--- RECORDS PROVIDED ---

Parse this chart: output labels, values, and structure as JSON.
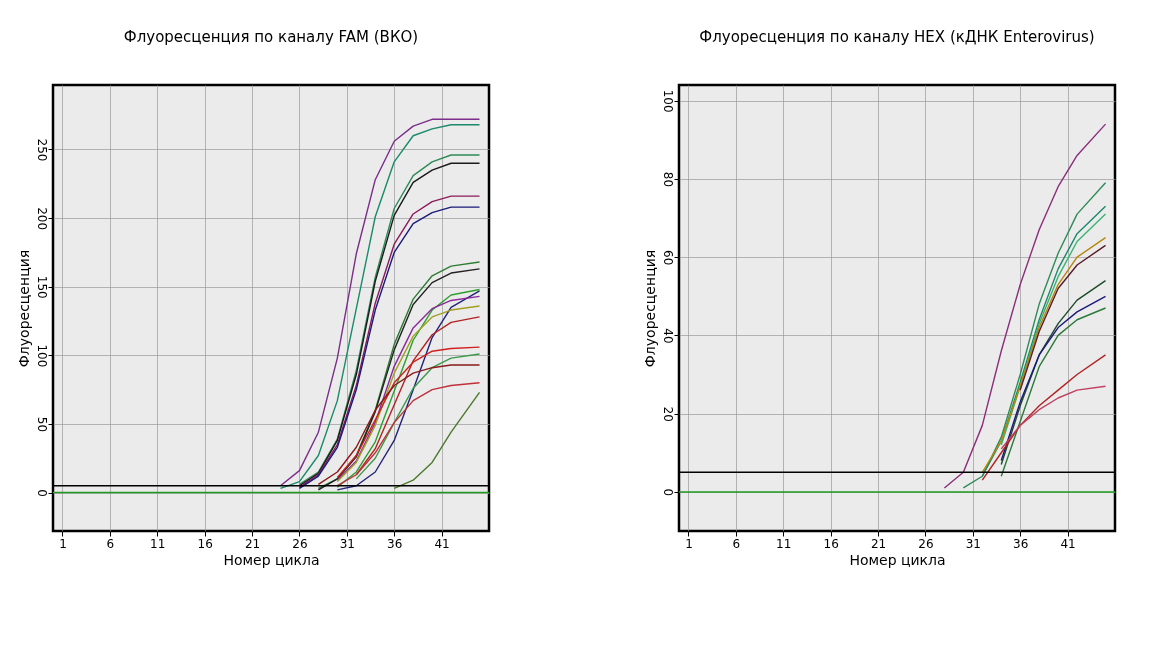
{
  "chart_data": [
    {
      "type": "line",
      "title": "Флуоресценция  по каналу  FAM (ВКО)",
      "xlabel": "Номер цикла",
      "ylabel": "Флуоресценция",
      "x": [
        24,
        26,
        28,
        30,
        32,
        34,
        36,
        38,
        40,
        42,
        45
      ],
      "xlim": [
        0,
        46
      ],
      "xticks": [
        1,
        6,
        11,
        16,
        21,
        26,
        31,
        36,
        41
      ],
      "ylim": [
        -28,
        297
      ],
      "yticks": [
        0,
        50,
        100,
        150,
        200,
        250
      ],
      "grid": true,
      "line_style": "solid",
      "ref_lines": [
        {
          "axis": "y",
          "value": 0,
          "color": "#1f9a1f"
        },
        {
          "axis": "y",
          "value": 5,
          "color": "#000000"
        }
      ],
      "series": [
        {
          "color": "#7b2d8b",
          "values": [
            5,
            16,
            44,
            98,
            174,
            228,
            256,
            267,
            272,
            272,
            272
          ]
        },
        {
          "color": "#1a8a6a",
          "values": [
            3,
            8,
            27,
            67,
            134,
            201,
            241,
            260,
            265,
            268,
            268
          ]
        },
        {
          "color": "#2e8b57",
          "values": [
            null,
            6,
            15,
            39,
            89,
            157,
            207,
            231,
            241,
            246,
            246
          ]
        },
        {
          "color": "#1a1a1a",
          "values": [
            null,
            5,
            14,
            38,
            86,
            154,
            202,
            226,
            235,
            240,
            240
          ]
        },
        {
          "color": "#8b1a5a",
          "values": [
            null,
            4,
            13,
            35,
            78,
            138,
            181,
            203,
            212,
            216,
            216
          ]
        },
        {
          "color": "#1a1a7a",
          "values": [
            null,
            3,
            12,
            33,
            75,
            133,
            175,
            196,
            204,
            208,
            208
          ]
        },
        {
          "color": "#2e7d32",
          "values": [
            null,
            null,
            3,
            10,
            27,
            60,
            108,
            141,
            158,
            165,
            168
          ]
        },
        {
          "color": "#222222",
          "values": [
            null,
            null,
            2,
            10,
            26,
            59,
            104,
            137,
            153,
            160,
            163
          ]
        },
        {
          "color": "#23237a",
          "values": [
            null,
            null,
            null,
            2,
            5,
            15,
            38,
            75,
            113,
            135,
            147
          ]
        },
        {
          "color": "#2ca02c",
          "values": [
            null,
            null,
            null,
            4,
            15,
            37,
            74,
            111,
            133,
            144,
            148
          ]
        },
        {
          "color": "#8a2a9a",
          "values": [
            null,
            null,
            null,
            9,
            23,
            51,
            92,
            120,
            134,
            140,
            143
          ]
        },
        {
          "color": "#a0a020",
          "values": [
            null,
            null,
            null,
            8,
            22,
            49,
            87,
            114,
            128,
            133,
            136
          ]
        },
        {
          "color": "#b22222",
          "values": [
            null,
            null,
            null,
            null,
            13,
            32,
            64,
            96,
            115,
            124,
            128
          ]
        },
        {
          "color": "#d02020",
          "values": [
            null,
            null,
            null,
            11,
            27,
            53,
            80,
            95,
            103,
            105,
            106
          ]
        },
        {
          "color": "#3a9a4a",
          "values": [
            null,
            null,
            null,
            null,
            10,
            25,
            51,
            76,
            91,
            98,
            101
          ]
        },
        {
          "color": "#8b1a1a",
          "values": [
            null,
            null,
            6,
            15,
            33,
            60,
            78,
            87,
            91,
            93,
            93
          ]
        },
        {
          "color": "#c0303a",
          "values": [
            null,
            null,
            null,
            5,
            13,
            29,
            51,
            67,
            75,
            78,
            80
          ]
        },
        {
          "color": "#4a7a2a",
          "values": [
            null,
            null,
            null,
            null,
            null,
            null,
            3,
            9,
            22,
            44,
            73
          ]
        }
      ]
    },
    {
      "type": "line",
      "title": "Флуоресценция  по каналу  HEX (кДНК Enterovirus)",
      "xlabel": "Номер цикла",
      "ylabel": "Флуоресценция",
      "x": [
        28,
        30,
        32,
        34,
        36,
        38,
        40,
        42,
        45
      ],
      "xlim": [
        0,
        46
      ],
      "xticks": [
        1,
        6,
        11,
        16,
        21,
        26,
        31,
        36,
        41
      ],
      "ylim": [
        -10,
        104
      ],
      "yticks": [
        0,
        20,
        40,
        60,
        80,
        100
      ],
      "grid": true,
      "line_style": "solid",
      "ref_lines": [
        {
          "axis": "y",
          "value": 0,
          "color": "#1f9a1f"
        },
        {
          "axis": "y",
          "value": 5,
          "color": "#000000"
        }
      ],
      "series": [
        {
          "color": "#8b2d7b",
          "values": [
            1,
            5,
            17,
            36,
            53,
            67,
            78,
            86,
            94
          ]
        },
        {
          "color": "#2e8b57",
          "values": [
            null,
            1,
            4,
            14,
            30,
            48,
            61,
            71,
            79
          ]
        },
        {
          "color": "#1a8a6a",
          "values": [
            null,
            null,
            4,
            13,
            28,
            44,
            57,
            66,
            73
          ]
        },
        {
          "color": "#3cb371",
          "values": [
            null,
            null,
            null,
            12,
            27,
            43,
            55,
            64,
            71
          ]
        },
        {
          "color": "#b8860b",
          "values": [
            null,
            null,
            5,
            13,
            27,
            42,
            53,
            60,
            65
          ]
        },
        {
          "color": "#5a1a2a",
          "values": [
            null,
            null,
            null,
            null,
            26,
            41,
            52,
            58,
            63
          ]
        },
        {
          "color": "#1f4a2a",
          "values": [
            null,
            null,
            null,
            7,
            22,
            35,
            43,
            49,
            54
          ]
        },
        {
          "color": "#1a1a7a",
          "values": [
            null,
            null,
            null,
            8,
            23,
            35,
            42,
            46,
            50
          ]
        },
        {
          "color": "#2a7a3a",
          "values": [
            null,
            null,
            null,
            4,
            18,
            32,
            40,
            44,
            47
          ]
        },
        {
          "color": "#b22222",
          "values": [
            null,
            null,
            3,
            10,
            17,
            22,
            26,
            30,
            35
          ]
        },
        {
          "color": "#c04060",
          "values": [
            null,
            null,
            null,
            11,
            17,
            21,
            24,
            26,
            27
          ]
        }
      ]
    }
  ]
}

---

**EXERCISE DIRECTIONS:** Search the records above for the word "title" and give the number of lines where it occurs, nothing else.

**EXERCISE RESULT:** 2